→ **Extract provided**:
—————

World Coins

Silver yuan coin from China

If genuine, a reader-submitted coin is a silver yuan struck in 1914 by the Republic of China. Along with its condition and silver content, its edge design could play a role in determining its value.

Images from Coin World files.

I found this coin in an old purse and I am wondering what country it is from. It is about the same size and weight as a U.S. silver dollar. I believe that it, too, is silver. What year was it minted and how would a person find its approximate value?

A.O. Wimberley

Austin, Texas

If genuine (and this is a typical concern, with the many Chinese counterfeit coins entering the U.S. market), it appears to be a Republic of China dollar coin, or yuan.

Composed of .8900 silver with an actual silver weight of 0.7554 ounce, that coin weighs a little less, and contains a little less silver, than a U.S. Morgan or Peace silver dollar. It does not bear a Western-style date, but according to the Standard Catalog of World Coins, 1901-2000, all yuan of this type were struck in 1914.

The six Chinese characters above the portrait on the obverse denote it is from that year. Yuan coins of this type but featuring seven Chinese characters were struck from 1918 to 1921.

Collectors who encounter a coin of this type should check its edge. The Standard Catalog lists five different varieties of edge decoration:

? vertical reeding

? circles

? alternating T’s

? plain

? tiny circle in ribbon bow

The values vary depending upon the edge variety, with the circle and alternating T edge varieties commanding a premium over the others. As with U.S. coins, condition is an important factor in determining the value of a coin.

—————

→ **Supplied entries**:
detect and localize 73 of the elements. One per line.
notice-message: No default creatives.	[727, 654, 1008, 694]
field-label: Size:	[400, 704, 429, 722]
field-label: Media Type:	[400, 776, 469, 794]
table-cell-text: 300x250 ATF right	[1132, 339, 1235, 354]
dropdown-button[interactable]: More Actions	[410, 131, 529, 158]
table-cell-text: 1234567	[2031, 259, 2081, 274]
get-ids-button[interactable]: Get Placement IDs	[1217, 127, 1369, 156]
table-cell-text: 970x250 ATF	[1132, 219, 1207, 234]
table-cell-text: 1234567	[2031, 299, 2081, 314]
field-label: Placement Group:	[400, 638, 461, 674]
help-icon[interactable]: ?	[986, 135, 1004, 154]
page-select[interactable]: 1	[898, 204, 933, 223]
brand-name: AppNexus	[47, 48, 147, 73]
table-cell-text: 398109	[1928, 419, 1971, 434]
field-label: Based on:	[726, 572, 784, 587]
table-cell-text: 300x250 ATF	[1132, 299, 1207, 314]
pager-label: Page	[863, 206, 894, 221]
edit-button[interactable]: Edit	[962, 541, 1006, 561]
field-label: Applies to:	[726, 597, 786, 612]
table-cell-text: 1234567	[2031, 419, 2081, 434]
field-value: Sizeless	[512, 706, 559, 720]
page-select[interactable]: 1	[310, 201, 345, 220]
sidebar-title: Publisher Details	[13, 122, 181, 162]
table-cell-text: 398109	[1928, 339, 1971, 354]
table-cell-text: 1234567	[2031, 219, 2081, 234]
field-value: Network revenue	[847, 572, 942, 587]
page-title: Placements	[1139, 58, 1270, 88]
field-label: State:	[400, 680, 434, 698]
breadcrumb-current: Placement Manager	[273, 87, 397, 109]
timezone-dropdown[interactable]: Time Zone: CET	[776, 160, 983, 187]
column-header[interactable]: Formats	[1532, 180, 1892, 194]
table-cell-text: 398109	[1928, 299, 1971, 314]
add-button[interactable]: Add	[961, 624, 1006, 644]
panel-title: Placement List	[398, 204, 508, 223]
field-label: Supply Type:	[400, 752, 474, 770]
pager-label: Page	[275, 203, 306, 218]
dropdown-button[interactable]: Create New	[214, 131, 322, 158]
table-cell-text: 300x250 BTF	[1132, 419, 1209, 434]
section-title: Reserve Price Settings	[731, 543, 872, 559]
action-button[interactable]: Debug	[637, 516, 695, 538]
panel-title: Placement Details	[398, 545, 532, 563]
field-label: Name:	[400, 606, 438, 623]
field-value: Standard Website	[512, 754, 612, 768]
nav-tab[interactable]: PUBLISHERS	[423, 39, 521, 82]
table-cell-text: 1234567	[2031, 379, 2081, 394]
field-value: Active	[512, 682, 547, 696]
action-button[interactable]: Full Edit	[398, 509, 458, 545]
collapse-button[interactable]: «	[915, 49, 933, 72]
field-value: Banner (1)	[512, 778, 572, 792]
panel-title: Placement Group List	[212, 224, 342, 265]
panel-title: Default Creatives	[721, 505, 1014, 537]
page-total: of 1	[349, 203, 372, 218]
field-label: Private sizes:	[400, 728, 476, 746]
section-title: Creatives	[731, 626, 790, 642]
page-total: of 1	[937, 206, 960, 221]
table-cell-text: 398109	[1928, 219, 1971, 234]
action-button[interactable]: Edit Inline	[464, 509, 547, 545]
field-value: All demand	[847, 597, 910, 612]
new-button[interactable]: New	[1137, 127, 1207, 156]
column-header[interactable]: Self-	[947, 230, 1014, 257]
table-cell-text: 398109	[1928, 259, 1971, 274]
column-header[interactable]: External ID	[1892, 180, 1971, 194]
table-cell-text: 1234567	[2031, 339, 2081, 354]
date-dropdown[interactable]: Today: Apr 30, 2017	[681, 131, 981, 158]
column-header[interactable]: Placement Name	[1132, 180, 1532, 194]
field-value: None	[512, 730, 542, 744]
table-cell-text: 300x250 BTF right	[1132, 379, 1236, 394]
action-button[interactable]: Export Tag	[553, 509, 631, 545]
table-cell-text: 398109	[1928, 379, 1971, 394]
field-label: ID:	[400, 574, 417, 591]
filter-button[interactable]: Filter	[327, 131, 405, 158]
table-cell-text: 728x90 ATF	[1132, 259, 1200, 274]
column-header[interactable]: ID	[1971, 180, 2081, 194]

—————

→ **Directions**:
(A) Copy the coin article from "If genuine, a" to "its approximate value?", but switch "purse" to "drawer".
(B) Name every variety of edge decoration that the coin article lists.
The entries were taken from a different source than the coin article.

→ **Responses to the tasks**:
(A)
If genuine, a reader-submitted coin is a silver yuan struck in 1914 by the Republic of China. Along with its condition and silver content, its edge design could play a role in determining its value.

Images from Coin World files.

I found this coin in an old drawer and I am wondering what country it is from. It is about the same size and weight as a U.S. silver dollar. I believe that it, too, is silver. What year was it minted and how would a person find its approximate value?

(B)
- vertical reeding
- circles
- alternating T’s
- plain
- tiny circle in ribbon bow